* Start The input *
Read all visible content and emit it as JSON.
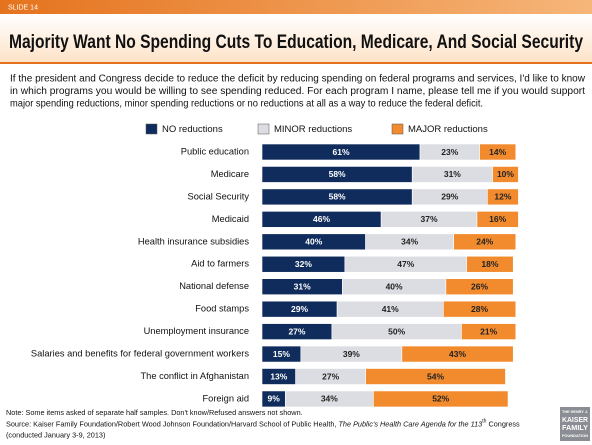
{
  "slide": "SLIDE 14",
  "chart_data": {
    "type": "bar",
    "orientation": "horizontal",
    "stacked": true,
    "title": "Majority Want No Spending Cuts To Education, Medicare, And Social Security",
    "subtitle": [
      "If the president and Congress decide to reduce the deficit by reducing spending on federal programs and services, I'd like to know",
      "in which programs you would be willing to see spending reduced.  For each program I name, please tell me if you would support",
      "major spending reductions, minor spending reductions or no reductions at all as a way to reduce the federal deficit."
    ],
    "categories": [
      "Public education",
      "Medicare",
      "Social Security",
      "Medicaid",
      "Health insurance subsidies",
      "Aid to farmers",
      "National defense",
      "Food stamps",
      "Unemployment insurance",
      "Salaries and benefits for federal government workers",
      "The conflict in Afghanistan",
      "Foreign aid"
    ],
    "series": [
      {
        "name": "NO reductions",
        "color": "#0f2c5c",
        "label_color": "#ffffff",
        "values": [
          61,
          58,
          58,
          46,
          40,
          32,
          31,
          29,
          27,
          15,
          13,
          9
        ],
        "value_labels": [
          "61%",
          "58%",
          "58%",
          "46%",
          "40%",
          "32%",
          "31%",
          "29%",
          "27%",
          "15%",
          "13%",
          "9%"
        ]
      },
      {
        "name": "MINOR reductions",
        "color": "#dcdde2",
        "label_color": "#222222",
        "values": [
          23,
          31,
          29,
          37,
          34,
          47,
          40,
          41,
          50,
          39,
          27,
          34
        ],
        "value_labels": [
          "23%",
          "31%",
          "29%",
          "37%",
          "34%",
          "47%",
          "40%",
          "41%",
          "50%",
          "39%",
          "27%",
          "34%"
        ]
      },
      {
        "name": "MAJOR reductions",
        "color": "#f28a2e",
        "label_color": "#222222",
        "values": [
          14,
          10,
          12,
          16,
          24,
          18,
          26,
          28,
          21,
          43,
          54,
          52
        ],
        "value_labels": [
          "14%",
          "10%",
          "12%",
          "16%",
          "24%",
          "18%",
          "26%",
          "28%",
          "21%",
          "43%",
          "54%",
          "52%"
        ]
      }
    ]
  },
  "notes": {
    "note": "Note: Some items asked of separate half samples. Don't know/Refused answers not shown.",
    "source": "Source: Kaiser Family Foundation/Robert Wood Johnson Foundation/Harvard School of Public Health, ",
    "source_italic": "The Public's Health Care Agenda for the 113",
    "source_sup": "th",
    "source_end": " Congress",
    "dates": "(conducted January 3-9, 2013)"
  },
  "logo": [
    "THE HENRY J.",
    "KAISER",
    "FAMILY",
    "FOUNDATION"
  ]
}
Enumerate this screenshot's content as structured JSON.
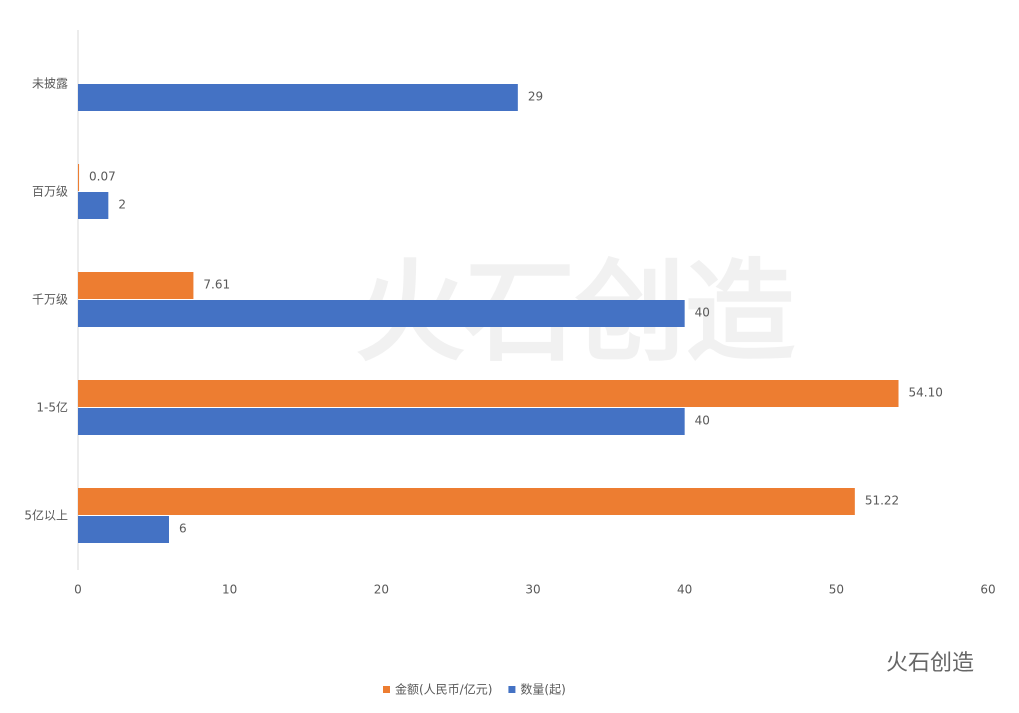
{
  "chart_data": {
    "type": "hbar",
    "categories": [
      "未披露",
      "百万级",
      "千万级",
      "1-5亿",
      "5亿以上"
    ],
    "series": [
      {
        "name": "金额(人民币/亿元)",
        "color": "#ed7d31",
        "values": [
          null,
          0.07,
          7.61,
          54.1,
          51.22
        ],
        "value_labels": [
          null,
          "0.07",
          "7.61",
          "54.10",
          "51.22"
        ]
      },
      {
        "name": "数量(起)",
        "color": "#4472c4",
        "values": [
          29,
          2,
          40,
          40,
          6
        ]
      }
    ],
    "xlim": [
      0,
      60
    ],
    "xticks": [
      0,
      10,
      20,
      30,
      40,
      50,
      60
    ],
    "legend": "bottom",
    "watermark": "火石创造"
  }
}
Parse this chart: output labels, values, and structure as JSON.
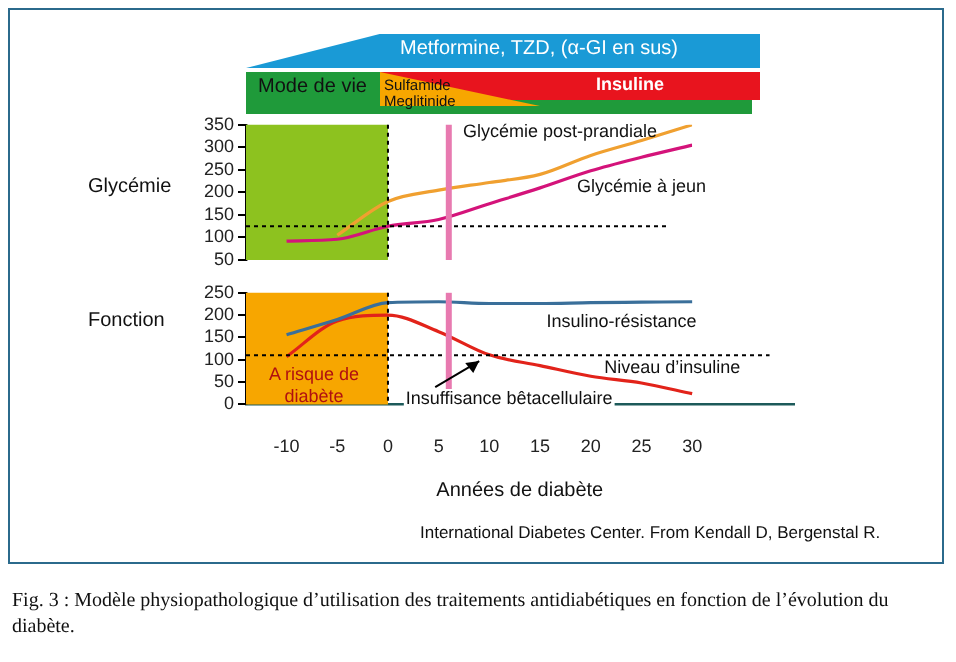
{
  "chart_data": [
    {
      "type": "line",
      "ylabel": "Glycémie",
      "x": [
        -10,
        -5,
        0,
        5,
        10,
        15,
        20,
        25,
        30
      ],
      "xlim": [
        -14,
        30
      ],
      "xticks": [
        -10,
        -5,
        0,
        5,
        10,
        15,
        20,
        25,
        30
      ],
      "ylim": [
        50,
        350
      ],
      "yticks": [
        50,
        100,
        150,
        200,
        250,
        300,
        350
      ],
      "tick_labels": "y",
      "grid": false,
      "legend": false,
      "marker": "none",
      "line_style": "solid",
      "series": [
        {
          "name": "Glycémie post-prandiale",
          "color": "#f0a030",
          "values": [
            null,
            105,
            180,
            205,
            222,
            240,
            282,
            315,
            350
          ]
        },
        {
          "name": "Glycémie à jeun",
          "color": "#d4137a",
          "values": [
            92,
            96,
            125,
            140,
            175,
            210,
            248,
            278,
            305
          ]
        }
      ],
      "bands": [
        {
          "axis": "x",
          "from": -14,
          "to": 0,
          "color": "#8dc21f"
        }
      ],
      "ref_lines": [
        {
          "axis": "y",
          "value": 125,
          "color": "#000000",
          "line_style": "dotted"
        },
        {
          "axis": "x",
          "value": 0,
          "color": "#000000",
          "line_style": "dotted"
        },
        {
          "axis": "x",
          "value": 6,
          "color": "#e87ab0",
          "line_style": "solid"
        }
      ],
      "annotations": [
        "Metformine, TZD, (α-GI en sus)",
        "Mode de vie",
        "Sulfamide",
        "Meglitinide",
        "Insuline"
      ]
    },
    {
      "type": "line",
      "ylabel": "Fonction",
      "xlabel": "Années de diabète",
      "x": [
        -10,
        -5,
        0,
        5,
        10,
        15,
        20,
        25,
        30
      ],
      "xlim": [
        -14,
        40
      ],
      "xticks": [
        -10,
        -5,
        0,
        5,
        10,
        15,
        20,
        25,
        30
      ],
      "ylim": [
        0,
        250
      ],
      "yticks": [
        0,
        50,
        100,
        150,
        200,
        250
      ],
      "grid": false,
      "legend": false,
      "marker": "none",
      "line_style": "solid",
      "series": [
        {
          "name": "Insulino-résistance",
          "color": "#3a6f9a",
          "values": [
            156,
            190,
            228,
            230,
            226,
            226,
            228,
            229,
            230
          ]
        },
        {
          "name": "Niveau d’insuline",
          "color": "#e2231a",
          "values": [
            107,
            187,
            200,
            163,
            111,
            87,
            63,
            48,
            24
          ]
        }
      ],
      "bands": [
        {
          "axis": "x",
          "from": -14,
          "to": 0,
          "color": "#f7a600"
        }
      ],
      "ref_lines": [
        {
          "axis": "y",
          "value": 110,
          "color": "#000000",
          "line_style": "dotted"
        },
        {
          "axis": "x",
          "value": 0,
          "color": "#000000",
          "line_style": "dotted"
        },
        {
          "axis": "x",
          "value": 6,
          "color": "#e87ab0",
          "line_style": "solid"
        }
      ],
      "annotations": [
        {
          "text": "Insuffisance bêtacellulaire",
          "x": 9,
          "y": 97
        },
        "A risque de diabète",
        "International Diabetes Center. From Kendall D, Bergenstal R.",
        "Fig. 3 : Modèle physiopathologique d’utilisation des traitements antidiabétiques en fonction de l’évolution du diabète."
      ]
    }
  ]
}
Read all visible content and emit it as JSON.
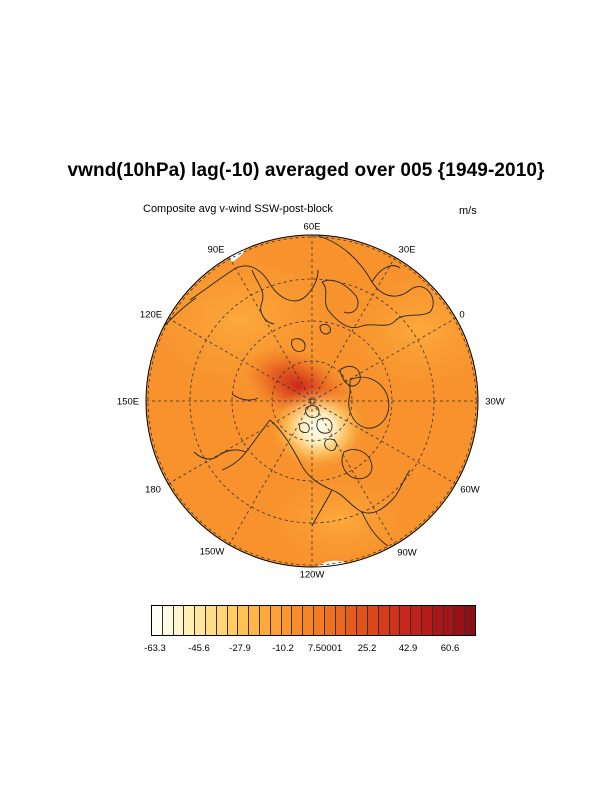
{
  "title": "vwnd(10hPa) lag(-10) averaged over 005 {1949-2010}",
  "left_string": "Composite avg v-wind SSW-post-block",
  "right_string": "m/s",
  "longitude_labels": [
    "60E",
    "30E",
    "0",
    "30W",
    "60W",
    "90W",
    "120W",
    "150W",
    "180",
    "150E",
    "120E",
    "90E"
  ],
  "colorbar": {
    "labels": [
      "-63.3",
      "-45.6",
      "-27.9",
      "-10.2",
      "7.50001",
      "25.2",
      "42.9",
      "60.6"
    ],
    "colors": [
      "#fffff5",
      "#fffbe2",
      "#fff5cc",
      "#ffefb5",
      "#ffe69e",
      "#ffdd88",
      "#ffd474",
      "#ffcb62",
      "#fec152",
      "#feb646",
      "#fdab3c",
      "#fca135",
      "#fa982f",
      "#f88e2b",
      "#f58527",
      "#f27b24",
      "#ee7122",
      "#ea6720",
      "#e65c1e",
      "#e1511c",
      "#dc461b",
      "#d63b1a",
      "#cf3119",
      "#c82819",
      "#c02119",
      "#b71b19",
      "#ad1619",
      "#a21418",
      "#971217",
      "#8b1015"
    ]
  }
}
* End The input *
Direction
List all lines in the material containing the string "Social".

Correct response
    "title": "Majority Want No Spending Cuts To Education, Medicare, And Social Security",
      "Social Security",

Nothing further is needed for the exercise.